- SET PROBLEM: Return all of the entries exactly, with nothing added or left out.

>> start EXCERPTED DATA

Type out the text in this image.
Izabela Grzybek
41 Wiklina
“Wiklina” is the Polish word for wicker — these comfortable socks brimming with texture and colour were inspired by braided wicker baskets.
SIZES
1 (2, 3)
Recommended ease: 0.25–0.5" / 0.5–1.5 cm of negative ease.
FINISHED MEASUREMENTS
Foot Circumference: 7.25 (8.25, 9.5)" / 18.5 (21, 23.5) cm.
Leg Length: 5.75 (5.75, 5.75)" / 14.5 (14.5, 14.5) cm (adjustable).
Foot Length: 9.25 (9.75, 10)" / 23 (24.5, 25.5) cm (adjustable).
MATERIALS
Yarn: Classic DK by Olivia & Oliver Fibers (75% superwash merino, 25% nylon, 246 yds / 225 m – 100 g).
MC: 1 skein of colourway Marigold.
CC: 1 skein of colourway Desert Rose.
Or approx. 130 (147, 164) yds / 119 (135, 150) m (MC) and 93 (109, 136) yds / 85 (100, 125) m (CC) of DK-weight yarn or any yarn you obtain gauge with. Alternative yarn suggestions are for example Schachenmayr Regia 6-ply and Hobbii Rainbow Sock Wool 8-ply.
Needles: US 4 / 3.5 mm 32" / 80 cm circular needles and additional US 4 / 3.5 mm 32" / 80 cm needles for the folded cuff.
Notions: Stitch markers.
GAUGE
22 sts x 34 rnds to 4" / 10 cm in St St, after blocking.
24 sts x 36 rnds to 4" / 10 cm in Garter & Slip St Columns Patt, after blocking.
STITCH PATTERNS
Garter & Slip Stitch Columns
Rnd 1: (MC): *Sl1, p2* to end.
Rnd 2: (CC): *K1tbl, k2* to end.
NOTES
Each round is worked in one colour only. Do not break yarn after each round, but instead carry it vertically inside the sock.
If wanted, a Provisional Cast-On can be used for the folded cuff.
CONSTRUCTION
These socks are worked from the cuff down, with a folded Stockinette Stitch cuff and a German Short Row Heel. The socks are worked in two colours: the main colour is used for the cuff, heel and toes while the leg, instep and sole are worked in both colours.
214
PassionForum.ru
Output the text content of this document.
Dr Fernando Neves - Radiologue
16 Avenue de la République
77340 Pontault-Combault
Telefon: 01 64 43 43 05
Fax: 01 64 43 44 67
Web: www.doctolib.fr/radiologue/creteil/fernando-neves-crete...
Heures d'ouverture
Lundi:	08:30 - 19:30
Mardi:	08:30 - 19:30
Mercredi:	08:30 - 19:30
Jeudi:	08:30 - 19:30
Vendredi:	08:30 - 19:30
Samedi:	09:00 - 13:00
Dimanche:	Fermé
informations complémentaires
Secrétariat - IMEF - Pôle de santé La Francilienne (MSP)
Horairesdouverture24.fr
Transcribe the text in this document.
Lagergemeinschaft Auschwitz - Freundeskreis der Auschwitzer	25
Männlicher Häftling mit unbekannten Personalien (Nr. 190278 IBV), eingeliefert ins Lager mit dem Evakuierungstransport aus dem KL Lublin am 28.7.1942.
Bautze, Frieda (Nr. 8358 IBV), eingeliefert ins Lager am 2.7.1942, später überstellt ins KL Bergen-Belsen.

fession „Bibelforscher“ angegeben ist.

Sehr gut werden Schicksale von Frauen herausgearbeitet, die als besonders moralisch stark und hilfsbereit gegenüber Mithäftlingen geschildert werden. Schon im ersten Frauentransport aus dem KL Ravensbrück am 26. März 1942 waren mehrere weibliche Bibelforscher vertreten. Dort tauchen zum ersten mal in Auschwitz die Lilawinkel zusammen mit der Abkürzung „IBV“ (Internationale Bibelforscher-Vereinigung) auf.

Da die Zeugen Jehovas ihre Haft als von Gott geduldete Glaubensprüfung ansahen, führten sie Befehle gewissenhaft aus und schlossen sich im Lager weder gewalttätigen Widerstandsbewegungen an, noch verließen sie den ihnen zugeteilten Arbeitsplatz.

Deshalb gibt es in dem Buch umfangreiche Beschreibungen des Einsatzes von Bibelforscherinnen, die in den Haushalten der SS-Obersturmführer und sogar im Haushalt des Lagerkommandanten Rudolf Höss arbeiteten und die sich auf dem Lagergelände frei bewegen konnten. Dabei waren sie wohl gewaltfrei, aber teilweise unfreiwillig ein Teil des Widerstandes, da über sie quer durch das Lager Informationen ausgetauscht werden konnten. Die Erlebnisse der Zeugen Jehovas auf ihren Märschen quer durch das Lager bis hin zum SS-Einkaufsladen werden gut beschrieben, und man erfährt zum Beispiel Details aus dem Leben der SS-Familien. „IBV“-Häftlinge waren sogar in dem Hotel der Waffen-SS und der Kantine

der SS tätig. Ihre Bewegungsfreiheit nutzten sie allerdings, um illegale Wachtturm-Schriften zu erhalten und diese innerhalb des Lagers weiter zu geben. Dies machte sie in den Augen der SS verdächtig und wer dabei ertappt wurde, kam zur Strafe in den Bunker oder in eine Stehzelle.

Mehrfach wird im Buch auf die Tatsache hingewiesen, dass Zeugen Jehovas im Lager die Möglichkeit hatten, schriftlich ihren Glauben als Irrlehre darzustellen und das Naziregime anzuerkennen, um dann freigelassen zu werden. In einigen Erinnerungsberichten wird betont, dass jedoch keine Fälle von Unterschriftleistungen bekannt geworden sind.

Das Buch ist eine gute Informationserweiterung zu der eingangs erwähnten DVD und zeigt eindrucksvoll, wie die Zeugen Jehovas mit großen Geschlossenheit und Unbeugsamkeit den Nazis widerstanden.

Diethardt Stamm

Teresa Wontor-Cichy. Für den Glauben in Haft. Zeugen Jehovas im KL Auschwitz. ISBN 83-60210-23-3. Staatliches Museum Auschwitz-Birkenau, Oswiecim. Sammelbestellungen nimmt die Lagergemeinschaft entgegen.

>> end EXCERPTED DATA

- EXERCISE RESPONSE:
Type out the text in this image.
Izabela Grzybek
41 Wiklina
“Wiklina” is the Polish word for wicker — these comfortable socks brimming with texture and colour were inspired by braided wicker baskets.
SIZES
1 (2, 3)
Recommended ease: 0.25–0.5" / 0.5–1.5 cm of negative ease.
FINISHED MEASUREMENTS
Foot Circumference: 7.25 (8.25, 9.5)" / 18.5 (21, 23.5) cm.
Leg Length: 5.75 (5.75, 5.75)" / 14.5 (14.5, 14.5) cm (adjustable).
Foot Length: 9.25 (9.75, 10)" / 23 (24.5, 25.5) cm (adjustable).
MATERIALS
Yarn: Classic DK by Olivia & Oliver Fibers (75% superwash merino, 25% nylon, 246 yds / 225 m – 100 g).
MC: 1 skein of colourway Marigold.
CC: 1 skein of colourway Desert Rose.
Or approx. 130 (147, 164) yds / 119 (135, 150) m (MC) and 93 (109, 136) yds / 85 (100, 125) m (CC) of DK-weight yarn or any yarn you obtain gauge with. Alternative yarn suggestions are for example Schachenmayr Regia 6-ply and Hobbii Rainbow Sock Wool 8-ply.
Needles: US 4 / 3.5 mm 32" / 80 cm circular needles and additional US 4 / 3.5 mm 32" / 80 cm needles for the folded cuff.
Notions: Stitch markers.
GAUGE
22 sts x 34 rnds to 4" / 10 cm in St St, after blocking.
24 sts x 36 rnds to 4" / 10 cm in Garter & Slip St Columns Patt, after blocking.
STITCH PATTERNS
Garter & Slip Stitch Columns
Rnd 1: (MC): *Sl1, p2* to end.
Rnd 2: (CC): *K1tbl, k2* to end.
NOTES
Each round is worked in one colour only. Do not break yarn after each round, but instead carry it vertically inside the sock.
If wanted, a Provisional Cast-On can be used for the folded cuff.
CONSTRUCTION
These socks are worked from the cuff down, with a folded Stockinette Stitch cuff and a German Short Row Heel. The socks are worked in two colours: the main colour is used for the cuff, heel and toes while the leg, instep and sole are worked in both colours.
214
PassionForum.ru
Output the text content of this document.
Dr Fernando Neves - Radiologue
16 Avenue de la République
77340 Pontault-Combault
Telefon: 01 64 43 43 05
Fax: 01 64 43 44 67
Web: www.doctolib.fr/radiologue/creteil/fernando-neves-crete...
Heures d'ouverture
Lundi:	08:30 - 19:30
Mardi:	08:30 - 19:30
Mercredi:	08:30 - 19:30
Jeudi:	08:30 - 19:30
Vendredi:	08:30 - 19:30
Samedi:	09:00 - 13:00
Dimanche:	Fermé
informations complémentaires
Secrétariat - IMEF - Pôle de santé La Francilienne (MSP)
Horairesdouverture24.fr
Transcribe the text in this document.
Lagergemeinschaft Auschwitz - Freundeskreis der Auschwitzer	25
Männlicher Häftling mit unbekannten Personalien (Nr. 190278 IBV), eingeliefert ins Lager mit dem Evakuierungstransport aus dem KL Lublin am 28.7.1942.
Bautze, Frieda (Nr. 8358 IBV), eingeliefert ins Lager am 2.7.1942, später überstellt ins KL Bergen-Belsen.

fession „Bibelforscher“ angegeben ist.

Sehr gut werden Schicksale von Frauen herausgearbeitet, die als besonders moralisch stark und hilfsbereit gegenüber Mithäftlingen geschildert werden. Schon im ersten Frauentransport aus dem KL Ravensbrück am 26. März 1942 waren mehrere weibliche Bibelforscher vertreten. Dort tauchen zum ersten mal in Auschwitz die Lilawinkel zusammen mit der Abkürzung „IBV“ (Internationale Bibelforscher-Vereinigung) auf.

Da die Zeugen Jehovas ihre Haft als von Gott geduldete Glaubensprüfung ansahen, führten sie Befehle gewissenhaft aus und schlossen sich im Lager weder gewalttätigen Widerstandsbewegungen an, noch verließen sie den ihnen zugeteilten Arbeitsplatz.

Deshalb gibt es in dem Buch umfangreiche Beschreibungen des Einsatzes von Bibelforscherinnen, die in den Haushalten der SS-Obersturmführer und sogar im Haushalt des Lagerkommandanten Rudolf Höss arbeiteten und die sich auf dem Lagergelände frei bewegen konnten. Dabei waren sie wohl gewaltfrei, aber teilweise unfreiwillig ein Teil des Widerstandes, da über sie quer durch das Lager Informationen ausgetauscht werden konnten. Die Erlebnisse der Zeugen Jehovas auf ihren Märschen quer durch das Lager bis hin zum SS-Einkaufsladen werden gut beschrieben, und man erfährt zum Beispiel Details aus dem Leben der SS-Familien. „IBV“-Häftlinge waren sogar in dem Hotel der Waffen-SS und der Kantine

der SS tätig. Ihre Bewegungsfreiheit nutzten sie allerdings, um illegale Wachtturm-Schriften zu erhalten und diese innerhalb des Lagers weiter zu geben. Dies machte sie in den Augen der SS verdächtig und wer dabei ertappt wurde, kam zur Strafe in den Bunker oder in eine Stehzelle.

Mehrfach wird im Buch auf die Tatsache hingewiesen, dass Zeugen Jehovas im Lager die Möglichkeit hatten, schriftlich ihren Glauben als Irrlehre darzustellen und das Naziregime anzuerkennen, um dann freigelassen zu werden. In einigen Erinnerungsberichten wird betont, dass jedoch keine Fälle von Unterschriftleistungen bekannt geworden sind.

Das Buch ist eine gute Informationserweiterung zu der eingangs erwähnten DVD und zeigt eindrucksvoll, wie die Zeugen Jehovas mit großen Geschlossenheit und Unbeugsamkeit den Nazis widerstanden.

Diethardt Stamm

Teresa Wontor-Cichy. Für den Glauben in Haft. Zeugen Jehovas im KL Auschwitz. ISBN 83-60210-23-3. Staatliches Museum Auschwitz-Birkenau, Oswiecim. Sammelbestellungen nimmt die Lagergemeinschaft entgegen.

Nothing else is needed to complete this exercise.